* **Übungstext**
▼▼▼

Hamburg. Die Täter haben Schulden, das Opfer hat Geld und Gold. Kann das einen Raub erklären? Eine überfallene Hamburgerin berichtet als Zeugin vor Gericht von ihrem Martyrium und gibt eine klare moralische Antwort.

Unter Tränen hat eine Seniorin vor dem Landgericht Hamburg geschildert, wie sie einen Überfall in ihrem Haus im Stadtteil Rahlstedt erlebte. Am Nachmittag des 29. Juni vergangenen Jahres habe es an ihrer Haustür geklingelt, berichtete die 77-Jährige am Donnerstag vor der Strafkammer. Durch die Glastür habe sie einen Mann gesehen, der wie ein Paketbote gekleidet gewesen sei und auch ein Paket dabei gehabt habe. Sie habe die Tür aufgeschlossen und einen Spalt weit geöffnet. Der Fremde habe sie sogleich aufgedrückt und ihr eine Pistole unter die Nase gehalten. "Da habe ich gedacht, mein Tod ist da. Ich hatte fürchterliche Todesangst", sagte die Zeugin.

Wie die drei Angeklagten - 21, 22 und 44 Jahre alt - nach Angaben des Vorsitzenden Richters bereits eingeräumt haben, überfielen sie die allein lebende Seniorin zusammen mit einem vierten Mittäter. Sie überwältigten und fesselten die Frau. Die Täter erbeuteten Bargeld, Goldmünzen und Schmuck. Nach Angaben der Staatsanwaltschaft hatte die Beute einen Wert von gut 146 000 Euro.

▲▲▲

* **Daten**
▼▼▼

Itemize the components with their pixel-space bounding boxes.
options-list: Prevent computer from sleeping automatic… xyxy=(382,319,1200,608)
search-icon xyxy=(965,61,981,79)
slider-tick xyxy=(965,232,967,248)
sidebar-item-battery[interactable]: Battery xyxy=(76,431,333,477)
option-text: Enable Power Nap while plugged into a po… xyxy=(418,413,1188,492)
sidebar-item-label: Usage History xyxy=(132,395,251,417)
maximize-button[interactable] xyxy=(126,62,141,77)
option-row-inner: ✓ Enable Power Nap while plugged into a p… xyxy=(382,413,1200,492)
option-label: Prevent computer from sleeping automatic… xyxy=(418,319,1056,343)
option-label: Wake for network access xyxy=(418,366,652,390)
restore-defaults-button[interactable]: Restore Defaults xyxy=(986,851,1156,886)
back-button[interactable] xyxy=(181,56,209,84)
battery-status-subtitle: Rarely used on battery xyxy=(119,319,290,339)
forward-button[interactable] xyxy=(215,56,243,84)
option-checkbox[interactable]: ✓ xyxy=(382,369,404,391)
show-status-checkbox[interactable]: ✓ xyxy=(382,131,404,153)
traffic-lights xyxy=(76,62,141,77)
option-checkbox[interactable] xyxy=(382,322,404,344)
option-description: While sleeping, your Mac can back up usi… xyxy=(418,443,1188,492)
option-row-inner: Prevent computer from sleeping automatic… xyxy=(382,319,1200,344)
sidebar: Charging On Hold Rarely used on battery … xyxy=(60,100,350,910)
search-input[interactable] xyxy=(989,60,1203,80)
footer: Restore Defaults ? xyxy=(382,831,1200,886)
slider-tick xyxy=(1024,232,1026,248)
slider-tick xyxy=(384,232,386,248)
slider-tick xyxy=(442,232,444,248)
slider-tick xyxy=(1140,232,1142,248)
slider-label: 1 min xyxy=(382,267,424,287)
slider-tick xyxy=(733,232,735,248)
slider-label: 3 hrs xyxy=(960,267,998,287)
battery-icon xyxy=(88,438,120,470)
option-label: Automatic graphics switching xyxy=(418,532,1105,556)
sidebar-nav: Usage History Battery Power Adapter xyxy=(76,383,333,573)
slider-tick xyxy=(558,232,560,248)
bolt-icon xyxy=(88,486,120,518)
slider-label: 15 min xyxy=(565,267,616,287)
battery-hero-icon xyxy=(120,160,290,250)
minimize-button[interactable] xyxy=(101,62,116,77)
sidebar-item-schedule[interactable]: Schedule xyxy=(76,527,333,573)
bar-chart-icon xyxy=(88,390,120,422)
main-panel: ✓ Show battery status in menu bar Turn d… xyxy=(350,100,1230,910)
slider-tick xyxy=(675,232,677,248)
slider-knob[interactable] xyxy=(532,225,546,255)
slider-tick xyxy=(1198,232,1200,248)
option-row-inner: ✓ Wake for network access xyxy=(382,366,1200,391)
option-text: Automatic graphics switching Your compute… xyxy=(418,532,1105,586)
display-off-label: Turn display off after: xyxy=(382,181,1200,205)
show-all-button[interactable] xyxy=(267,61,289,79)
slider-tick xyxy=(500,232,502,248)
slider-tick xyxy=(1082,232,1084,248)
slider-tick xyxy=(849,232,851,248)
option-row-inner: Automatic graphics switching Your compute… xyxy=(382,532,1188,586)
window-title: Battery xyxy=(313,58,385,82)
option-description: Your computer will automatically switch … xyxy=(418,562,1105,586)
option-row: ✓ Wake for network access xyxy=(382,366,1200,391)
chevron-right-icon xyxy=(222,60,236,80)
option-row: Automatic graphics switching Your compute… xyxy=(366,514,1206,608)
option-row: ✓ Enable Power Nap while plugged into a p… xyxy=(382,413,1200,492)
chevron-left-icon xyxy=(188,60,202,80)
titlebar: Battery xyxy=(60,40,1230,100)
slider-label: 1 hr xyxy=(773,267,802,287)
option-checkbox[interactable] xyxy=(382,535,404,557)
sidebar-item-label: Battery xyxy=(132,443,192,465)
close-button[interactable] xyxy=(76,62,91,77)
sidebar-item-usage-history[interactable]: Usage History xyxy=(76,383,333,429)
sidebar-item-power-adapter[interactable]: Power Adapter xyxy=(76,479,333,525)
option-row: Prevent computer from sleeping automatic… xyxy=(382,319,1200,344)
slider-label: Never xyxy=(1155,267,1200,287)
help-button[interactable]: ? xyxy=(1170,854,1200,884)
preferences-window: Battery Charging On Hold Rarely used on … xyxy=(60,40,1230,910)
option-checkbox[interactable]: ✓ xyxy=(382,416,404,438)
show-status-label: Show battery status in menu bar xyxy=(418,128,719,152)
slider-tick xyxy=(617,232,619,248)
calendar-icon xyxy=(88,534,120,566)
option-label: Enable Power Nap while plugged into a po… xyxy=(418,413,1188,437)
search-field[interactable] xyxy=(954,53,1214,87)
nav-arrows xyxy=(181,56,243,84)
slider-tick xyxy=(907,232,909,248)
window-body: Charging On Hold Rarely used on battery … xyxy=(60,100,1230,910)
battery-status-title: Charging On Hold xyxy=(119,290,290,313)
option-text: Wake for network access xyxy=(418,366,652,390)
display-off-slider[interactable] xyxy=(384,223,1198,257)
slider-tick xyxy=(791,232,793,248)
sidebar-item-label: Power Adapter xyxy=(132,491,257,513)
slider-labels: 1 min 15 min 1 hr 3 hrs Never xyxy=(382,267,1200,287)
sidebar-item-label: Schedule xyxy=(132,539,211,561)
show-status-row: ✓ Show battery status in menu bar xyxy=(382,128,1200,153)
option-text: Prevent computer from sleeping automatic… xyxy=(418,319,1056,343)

▲▲▲

* **Aufgabenliste**
a) Wie war der Mann gekleidet, den die Seniorin laut dem Text über den Überfall in Rahlstedt durch die Glastür sah?
b) Schreiben Sie aus dem Text über den Überfall in Rahlstedt alles von „Hamburg. Die Täter“ bis hinunter zu „sagte die Zeugin.“ wortgetreu ab.

* **Lösungen**
a) Er war wie ein Paketbote gekleidet.

b)
Hamburg. Die Täter haben Schulden, das Opfer hat Geld und Gold. Kann das einen Raub erklären? Eine überfallene Hamburgerin berichtet als Zeugin vor Gericht von ihrem Martyrium und gibt eine klare moralische Antwort.

Unter Tränen hat eine Seniorin vor dem Landgericht Hamburg geschildert, wie sie einen Überfall in ihrem Haus im Stadtteil Rahlstedt erlebte. Am Nachmittag des 29. Juni vergangenen Jahres habe es an ihrer Haustür geklingelt, berichtete die 77-Jährige am Donnerstag vor der Strafkammer. Durch die Glastür habe sie einen Mann gesehen, der wie ein Paketbote gekleidet gewesen sei und auch ein Paket dabei gehabt habe. Sie habe die Tür aufgeschlossen und einen Spalt weit geöffnet. Der Fremde habe sie sogleich aufgedrückt und ihr eine Pistole unter die Nase gehalten. "Da habe ich gedacht, mein Tod ist da. Ich hatte fürchterliche Todesangst", sagte die Zeugin.